BEGIN AVAILABLE RECORDS
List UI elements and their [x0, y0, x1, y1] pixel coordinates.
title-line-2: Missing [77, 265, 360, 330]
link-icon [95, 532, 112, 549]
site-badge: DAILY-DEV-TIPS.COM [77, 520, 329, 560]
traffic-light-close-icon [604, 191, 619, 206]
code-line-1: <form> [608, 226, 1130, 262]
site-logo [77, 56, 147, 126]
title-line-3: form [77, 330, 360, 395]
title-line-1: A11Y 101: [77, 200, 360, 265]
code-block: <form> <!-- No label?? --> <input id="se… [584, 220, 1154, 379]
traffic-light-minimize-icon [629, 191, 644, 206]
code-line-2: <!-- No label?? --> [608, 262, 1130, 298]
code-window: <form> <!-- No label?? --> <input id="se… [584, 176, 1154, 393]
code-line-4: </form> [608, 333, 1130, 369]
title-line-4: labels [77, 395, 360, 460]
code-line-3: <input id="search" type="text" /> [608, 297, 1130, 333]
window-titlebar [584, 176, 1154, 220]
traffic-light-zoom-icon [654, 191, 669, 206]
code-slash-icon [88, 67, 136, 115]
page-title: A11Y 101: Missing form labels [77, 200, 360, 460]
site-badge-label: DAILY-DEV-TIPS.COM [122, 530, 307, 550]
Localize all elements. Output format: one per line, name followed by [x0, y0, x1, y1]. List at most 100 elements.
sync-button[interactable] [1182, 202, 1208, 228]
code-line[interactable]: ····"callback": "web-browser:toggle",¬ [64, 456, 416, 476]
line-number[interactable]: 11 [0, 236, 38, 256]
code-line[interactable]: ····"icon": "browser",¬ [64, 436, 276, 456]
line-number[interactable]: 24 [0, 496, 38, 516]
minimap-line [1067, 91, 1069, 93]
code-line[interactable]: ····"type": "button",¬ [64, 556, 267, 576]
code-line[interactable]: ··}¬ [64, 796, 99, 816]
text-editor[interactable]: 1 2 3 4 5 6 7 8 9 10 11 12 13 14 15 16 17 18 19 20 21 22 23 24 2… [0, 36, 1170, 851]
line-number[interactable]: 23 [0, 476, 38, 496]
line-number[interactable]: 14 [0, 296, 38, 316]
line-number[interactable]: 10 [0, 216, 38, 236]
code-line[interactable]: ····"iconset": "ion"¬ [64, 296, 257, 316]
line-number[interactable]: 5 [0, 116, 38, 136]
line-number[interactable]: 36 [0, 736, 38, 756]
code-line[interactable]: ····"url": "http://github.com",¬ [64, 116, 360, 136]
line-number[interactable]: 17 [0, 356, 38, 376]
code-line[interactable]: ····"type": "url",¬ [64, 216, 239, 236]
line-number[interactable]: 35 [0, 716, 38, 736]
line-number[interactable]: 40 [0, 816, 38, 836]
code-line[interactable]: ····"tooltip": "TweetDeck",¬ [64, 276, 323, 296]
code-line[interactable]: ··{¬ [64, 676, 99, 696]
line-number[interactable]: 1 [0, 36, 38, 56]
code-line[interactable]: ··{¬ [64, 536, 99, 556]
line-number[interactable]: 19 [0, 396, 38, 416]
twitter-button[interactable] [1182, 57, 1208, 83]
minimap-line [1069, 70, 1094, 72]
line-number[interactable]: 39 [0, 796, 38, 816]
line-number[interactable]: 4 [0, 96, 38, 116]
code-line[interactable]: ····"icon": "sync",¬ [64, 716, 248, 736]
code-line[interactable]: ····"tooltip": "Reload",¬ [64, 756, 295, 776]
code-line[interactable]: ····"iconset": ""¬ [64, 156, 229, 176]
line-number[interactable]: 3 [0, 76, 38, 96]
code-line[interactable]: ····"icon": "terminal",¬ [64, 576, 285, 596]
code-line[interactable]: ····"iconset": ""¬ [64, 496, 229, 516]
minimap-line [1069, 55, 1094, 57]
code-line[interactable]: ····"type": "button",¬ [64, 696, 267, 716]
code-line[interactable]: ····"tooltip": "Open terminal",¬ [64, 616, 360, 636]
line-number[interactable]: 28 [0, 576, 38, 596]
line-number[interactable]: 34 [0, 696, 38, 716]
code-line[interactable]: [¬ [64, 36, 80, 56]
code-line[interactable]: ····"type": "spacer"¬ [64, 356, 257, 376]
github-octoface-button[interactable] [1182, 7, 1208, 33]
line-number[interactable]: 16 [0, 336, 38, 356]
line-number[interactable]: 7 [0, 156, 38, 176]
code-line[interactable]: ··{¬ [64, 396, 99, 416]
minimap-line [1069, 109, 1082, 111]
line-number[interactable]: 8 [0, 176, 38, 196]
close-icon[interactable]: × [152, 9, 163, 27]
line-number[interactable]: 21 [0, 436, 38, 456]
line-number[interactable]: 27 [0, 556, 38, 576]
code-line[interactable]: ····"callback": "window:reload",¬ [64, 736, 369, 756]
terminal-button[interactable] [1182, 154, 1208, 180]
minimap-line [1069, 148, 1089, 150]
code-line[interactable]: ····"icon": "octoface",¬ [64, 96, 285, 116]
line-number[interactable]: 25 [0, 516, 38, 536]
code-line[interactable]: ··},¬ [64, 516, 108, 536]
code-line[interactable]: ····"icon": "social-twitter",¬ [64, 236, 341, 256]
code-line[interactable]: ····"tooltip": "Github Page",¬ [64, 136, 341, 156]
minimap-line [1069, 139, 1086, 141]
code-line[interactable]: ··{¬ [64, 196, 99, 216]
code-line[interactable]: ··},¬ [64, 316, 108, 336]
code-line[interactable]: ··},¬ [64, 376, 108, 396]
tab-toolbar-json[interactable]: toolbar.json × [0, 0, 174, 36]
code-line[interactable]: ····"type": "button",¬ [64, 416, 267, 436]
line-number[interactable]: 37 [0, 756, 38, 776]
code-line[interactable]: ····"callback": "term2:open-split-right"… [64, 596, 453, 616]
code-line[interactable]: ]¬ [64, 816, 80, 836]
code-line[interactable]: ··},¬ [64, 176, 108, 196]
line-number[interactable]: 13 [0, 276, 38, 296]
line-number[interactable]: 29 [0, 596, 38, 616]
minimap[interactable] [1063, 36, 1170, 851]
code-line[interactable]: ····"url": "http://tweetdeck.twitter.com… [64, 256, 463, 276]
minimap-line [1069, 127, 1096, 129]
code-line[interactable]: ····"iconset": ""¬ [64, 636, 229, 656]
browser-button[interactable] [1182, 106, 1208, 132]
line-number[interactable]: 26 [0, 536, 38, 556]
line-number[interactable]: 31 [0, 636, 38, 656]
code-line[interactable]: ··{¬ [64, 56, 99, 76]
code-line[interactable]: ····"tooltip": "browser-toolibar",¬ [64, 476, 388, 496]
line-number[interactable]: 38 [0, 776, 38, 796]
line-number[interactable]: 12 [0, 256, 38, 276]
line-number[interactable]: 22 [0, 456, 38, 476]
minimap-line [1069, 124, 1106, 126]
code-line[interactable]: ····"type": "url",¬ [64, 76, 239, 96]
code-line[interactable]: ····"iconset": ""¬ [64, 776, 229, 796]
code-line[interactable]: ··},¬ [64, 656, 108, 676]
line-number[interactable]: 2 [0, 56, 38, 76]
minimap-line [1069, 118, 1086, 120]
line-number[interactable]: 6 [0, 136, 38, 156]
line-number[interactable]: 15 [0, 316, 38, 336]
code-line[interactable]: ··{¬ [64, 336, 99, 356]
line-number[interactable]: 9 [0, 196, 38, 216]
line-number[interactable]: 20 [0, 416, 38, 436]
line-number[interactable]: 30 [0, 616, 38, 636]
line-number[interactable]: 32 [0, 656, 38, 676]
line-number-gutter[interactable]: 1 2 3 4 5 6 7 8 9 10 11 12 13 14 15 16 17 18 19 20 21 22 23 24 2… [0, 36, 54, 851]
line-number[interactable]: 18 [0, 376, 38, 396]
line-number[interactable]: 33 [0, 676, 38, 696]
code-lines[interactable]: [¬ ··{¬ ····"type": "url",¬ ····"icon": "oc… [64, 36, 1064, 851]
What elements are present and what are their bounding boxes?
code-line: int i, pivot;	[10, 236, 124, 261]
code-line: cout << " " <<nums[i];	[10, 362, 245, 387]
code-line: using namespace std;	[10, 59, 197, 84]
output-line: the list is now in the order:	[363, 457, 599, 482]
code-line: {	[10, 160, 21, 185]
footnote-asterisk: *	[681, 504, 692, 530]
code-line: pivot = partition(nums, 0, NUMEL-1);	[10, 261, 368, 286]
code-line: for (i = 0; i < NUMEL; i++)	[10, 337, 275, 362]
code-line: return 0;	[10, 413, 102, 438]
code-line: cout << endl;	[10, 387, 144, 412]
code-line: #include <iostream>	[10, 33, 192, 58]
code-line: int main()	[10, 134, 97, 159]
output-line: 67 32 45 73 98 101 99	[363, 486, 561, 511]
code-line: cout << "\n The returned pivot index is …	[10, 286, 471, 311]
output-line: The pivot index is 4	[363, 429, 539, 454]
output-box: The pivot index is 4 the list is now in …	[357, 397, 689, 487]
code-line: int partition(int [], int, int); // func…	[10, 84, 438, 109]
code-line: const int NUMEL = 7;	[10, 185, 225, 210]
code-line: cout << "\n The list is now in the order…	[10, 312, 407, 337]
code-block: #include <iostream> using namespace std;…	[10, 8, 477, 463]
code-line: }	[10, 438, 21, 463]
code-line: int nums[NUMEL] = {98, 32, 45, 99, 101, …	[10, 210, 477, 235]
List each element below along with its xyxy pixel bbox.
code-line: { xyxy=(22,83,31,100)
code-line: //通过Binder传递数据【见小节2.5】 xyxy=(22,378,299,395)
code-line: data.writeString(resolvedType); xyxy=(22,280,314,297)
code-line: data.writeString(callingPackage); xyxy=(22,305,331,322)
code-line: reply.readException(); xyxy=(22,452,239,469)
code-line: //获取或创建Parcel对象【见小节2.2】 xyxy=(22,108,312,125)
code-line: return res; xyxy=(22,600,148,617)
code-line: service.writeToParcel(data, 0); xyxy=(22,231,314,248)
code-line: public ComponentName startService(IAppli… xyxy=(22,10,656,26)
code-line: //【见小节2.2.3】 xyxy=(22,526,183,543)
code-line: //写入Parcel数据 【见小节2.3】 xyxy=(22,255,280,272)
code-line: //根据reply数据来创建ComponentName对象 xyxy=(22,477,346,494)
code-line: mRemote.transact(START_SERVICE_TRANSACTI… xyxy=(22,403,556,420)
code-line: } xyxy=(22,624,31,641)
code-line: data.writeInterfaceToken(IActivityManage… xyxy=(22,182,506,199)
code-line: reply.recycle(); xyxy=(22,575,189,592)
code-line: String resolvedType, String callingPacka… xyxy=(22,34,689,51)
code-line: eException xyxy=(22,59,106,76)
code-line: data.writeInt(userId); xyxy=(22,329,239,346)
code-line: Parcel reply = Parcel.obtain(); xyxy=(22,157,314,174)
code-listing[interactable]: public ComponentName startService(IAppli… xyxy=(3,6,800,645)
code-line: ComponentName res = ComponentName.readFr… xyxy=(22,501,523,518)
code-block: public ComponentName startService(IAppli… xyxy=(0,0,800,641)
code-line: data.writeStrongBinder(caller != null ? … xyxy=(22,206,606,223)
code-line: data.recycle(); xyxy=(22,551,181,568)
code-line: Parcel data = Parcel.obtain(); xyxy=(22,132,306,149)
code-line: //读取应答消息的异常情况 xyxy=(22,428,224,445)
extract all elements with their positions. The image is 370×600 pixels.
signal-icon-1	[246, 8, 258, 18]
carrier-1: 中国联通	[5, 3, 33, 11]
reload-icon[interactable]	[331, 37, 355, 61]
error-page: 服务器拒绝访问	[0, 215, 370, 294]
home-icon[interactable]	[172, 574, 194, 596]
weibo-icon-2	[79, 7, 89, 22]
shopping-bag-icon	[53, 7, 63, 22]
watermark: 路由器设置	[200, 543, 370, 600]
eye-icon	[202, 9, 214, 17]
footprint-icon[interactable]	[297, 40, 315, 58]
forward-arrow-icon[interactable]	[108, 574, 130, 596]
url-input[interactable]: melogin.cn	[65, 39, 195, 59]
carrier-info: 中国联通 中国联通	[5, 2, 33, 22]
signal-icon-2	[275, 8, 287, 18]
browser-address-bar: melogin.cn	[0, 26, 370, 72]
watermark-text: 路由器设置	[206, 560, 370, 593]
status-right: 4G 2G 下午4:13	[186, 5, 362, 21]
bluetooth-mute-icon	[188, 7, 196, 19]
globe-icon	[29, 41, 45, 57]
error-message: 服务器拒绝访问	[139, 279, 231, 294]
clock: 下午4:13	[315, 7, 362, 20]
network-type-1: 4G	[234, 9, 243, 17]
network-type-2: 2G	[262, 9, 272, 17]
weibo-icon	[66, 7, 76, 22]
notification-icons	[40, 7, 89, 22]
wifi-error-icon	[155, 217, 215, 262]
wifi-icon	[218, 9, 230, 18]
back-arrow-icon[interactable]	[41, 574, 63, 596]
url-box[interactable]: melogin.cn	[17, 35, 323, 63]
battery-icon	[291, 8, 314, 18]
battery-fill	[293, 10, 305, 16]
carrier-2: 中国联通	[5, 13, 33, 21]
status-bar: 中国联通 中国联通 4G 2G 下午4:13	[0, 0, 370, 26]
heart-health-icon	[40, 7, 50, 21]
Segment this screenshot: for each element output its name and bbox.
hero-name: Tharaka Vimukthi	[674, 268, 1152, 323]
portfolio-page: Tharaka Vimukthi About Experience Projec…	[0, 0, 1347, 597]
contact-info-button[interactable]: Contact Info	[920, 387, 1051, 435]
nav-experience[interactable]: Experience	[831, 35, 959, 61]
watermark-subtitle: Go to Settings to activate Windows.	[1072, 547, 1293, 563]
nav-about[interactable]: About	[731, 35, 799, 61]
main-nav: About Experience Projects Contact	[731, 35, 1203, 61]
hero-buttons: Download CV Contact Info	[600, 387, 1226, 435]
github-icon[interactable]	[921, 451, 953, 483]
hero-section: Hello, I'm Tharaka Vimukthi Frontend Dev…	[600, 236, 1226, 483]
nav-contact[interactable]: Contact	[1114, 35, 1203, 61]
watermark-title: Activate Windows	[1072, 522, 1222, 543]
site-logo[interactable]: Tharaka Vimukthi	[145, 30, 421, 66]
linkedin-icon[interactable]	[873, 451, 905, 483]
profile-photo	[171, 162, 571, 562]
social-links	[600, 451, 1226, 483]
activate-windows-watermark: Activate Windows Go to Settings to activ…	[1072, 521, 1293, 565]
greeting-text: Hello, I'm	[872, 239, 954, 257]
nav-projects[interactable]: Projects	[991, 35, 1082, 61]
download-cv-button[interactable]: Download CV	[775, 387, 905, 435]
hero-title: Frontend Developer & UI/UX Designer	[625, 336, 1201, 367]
END AVAILABLE RECORDS
§ DO THIS
Copy out the listing above verbatim, from its first line through the line containing "line-number[interactable]: 11 [0, 236, 38, 256]".

§ TASK OUTPUT
List UI elements and their [x0, y0, x1, y1] pixel coordinates.
title-line-2: Missing [77, 265, 360, 330]
link-icon [95, 532, 112, 549]
site-badge: DAILY-DEV-TIPS.COM [77, 520, 329, 560]
traffic-light-close-icon [604, 191, 619, 206]
code-line-1: <form> [608, 226, 1130, 262]
site-logo [77, 56, 147, 126]
title-line-3: form [77, 330, 360, 395]
title-line-1: A11Y 101: [77, 200, 360, 265]
code-block: <form> <!-- No label?? --> <input id="se… [584, 220, 1154, 379]
traffic-light-minimize-icon [629, 191, 644, 206]
code-line-2: <!-- No label?? --> [608, 262, 1130, 298]
code-window: <form> <!-- No label?? --> <input id="se… [584, 176, 1154, 393]
code-line-4: </form> [608, 333, 1130, 369]
title-line-4: labels [77, 395, 360, 460]
code-line-3: <input id="search" type="text" /> [608, 297, 1130, 333]
window-titlebar [584, 176, 1154, 220]
traffic-light-zoom-icon [654, 191, 669, 206]
code-slash-icon [88, 67, 136, 115]
page-title: A11Y 101: Missing form labels [77, 200, 360, 460]
site-badge-label: DAILY-DEV-TIPS.COM [122, 530, 307, 550]
Localize all elements. Output format: one per line, name followed by [x0, y0, x1, y1]. List at most 100 elements.
sync-button[interactable] [1182, 202, 1208, 228]
code-line[interactable]: ····"callback": "web-browser:toggle",¬ [64, 456, 416, 476]
line-number[interactable]: 11 [0, 236, 38, 256]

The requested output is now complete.